### STATED EXERCISE
Pull every line that holds the word "mean" from the entries.

[Rows from a figure dataset]
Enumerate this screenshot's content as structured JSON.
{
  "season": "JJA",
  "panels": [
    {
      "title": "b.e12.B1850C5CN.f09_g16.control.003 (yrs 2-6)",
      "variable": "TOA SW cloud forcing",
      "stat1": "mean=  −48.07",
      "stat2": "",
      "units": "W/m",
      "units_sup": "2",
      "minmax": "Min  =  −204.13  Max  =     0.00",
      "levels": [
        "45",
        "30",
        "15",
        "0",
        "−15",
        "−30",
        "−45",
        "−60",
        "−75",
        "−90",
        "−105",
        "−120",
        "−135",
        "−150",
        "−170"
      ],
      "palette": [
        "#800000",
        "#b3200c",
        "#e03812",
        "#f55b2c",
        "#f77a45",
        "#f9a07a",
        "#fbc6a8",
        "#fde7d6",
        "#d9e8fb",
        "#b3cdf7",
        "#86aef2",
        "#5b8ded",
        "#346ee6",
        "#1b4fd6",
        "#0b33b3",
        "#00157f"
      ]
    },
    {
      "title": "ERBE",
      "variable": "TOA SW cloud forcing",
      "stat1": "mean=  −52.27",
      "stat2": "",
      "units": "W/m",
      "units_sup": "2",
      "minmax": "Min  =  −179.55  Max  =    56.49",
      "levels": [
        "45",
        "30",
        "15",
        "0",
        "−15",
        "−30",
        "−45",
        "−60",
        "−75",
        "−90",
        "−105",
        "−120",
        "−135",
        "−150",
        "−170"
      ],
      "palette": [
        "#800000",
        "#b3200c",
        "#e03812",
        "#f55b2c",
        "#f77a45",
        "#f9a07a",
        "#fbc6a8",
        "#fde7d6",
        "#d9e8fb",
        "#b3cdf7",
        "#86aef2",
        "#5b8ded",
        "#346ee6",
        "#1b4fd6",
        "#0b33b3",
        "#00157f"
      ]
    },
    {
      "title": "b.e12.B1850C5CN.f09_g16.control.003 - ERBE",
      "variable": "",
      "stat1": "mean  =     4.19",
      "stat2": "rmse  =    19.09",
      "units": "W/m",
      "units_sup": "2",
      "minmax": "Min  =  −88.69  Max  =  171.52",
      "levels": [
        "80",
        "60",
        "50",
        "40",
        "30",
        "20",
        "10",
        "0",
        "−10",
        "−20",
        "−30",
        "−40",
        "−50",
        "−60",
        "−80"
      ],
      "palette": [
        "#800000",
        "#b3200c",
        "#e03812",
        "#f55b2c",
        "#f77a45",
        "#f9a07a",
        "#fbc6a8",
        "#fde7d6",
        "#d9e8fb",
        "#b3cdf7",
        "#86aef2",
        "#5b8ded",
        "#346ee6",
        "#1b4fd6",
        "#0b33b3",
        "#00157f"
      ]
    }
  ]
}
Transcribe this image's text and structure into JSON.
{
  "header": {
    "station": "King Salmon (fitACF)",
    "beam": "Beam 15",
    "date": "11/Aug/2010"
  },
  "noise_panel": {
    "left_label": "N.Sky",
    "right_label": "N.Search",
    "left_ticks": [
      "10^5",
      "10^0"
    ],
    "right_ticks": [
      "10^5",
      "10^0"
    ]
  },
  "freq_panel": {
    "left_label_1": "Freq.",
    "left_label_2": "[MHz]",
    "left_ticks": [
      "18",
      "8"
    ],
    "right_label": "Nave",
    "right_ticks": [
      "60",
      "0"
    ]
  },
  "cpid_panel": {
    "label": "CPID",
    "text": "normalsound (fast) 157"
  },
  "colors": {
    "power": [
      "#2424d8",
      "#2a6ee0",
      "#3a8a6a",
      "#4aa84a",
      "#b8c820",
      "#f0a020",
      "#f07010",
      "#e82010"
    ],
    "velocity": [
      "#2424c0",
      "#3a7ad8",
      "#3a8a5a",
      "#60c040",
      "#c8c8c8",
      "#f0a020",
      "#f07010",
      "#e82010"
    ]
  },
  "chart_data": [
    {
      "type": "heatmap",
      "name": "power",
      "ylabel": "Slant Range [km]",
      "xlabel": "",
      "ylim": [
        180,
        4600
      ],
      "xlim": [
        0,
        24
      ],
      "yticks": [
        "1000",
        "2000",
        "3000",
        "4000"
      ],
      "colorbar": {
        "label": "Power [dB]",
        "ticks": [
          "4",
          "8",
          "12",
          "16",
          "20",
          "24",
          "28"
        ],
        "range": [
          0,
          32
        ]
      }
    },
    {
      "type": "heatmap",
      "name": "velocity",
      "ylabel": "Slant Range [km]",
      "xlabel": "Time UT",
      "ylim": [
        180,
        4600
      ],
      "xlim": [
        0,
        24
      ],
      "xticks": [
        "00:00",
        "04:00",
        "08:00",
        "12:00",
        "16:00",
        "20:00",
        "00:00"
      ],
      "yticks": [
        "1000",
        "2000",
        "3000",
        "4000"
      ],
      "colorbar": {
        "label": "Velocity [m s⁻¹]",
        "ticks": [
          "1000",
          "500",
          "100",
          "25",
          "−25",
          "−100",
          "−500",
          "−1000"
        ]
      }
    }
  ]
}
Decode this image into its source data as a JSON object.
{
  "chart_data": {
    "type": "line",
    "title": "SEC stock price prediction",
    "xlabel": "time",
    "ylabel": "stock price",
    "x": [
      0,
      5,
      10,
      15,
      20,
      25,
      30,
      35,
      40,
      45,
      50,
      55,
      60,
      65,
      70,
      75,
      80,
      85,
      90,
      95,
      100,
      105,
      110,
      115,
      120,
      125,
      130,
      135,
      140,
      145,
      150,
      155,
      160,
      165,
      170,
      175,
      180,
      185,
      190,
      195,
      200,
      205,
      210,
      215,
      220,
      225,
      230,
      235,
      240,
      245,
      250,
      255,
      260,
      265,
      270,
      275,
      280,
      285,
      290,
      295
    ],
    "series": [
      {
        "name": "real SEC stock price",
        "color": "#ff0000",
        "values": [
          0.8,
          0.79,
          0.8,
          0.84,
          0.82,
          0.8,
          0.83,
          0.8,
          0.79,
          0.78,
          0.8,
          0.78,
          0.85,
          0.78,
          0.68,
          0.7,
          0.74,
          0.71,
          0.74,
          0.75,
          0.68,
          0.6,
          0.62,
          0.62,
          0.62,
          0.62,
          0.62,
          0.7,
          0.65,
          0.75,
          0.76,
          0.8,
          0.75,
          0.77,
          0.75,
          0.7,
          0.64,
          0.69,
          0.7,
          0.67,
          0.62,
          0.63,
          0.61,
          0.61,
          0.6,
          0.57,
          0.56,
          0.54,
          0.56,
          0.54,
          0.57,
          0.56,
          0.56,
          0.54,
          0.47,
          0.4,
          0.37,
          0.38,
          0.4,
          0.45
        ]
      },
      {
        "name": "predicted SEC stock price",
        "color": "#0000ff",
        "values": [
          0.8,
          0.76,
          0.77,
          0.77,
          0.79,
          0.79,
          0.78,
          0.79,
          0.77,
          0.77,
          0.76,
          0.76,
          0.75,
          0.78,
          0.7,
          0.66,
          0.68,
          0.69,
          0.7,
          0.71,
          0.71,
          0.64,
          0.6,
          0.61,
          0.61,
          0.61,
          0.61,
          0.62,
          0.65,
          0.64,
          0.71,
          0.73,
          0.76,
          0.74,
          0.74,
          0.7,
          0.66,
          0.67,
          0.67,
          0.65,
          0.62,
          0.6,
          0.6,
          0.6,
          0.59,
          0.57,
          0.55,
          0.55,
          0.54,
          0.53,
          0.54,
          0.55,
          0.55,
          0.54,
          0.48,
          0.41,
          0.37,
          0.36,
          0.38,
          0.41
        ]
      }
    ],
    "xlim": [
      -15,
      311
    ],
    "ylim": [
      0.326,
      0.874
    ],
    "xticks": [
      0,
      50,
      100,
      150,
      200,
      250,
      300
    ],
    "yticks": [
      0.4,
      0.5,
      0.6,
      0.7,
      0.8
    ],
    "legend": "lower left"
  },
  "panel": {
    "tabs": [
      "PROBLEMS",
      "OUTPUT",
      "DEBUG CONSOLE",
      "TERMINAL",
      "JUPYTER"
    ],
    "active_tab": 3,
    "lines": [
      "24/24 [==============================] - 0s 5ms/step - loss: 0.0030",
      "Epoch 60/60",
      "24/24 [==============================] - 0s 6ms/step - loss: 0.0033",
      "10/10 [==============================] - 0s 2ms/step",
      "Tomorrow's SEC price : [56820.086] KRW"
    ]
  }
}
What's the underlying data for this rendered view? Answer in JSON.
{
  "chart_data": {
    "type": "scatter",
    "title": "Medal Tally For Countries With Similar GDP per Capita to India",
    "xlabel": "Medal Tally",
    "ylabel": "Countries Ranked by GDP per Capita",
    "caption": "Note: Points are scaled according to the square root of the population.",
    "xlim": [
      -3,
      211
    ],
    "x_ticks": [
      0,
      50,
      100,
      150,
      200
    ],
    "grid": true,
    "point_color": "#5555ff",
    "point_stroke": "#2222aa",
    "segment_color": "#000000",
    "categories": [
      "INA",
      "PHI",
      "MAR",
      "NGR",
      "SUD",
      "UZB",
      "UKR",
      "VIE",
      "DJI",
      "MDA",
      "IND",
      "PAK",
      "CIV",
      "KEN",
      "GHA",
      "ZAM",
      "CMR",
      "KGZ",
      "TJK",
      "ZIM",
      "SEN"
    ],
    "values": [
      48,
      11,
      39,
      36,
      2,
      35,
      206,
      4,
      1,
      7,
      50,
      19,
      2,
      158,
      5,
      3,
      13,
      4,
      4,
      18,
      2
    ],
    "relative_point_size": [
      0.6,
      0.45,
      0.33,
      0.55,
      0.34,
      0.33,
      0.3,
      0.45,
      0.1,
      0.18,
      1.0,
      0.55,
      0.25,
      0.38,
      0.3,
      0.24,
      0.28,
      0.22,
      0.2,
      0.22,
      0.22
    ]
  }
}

### COMPLETE OUTPUT
      "stat1": "mean=  −48.07",
      "stat1": "mean=  −52.27",
      "stat1": "mean  =     4.19",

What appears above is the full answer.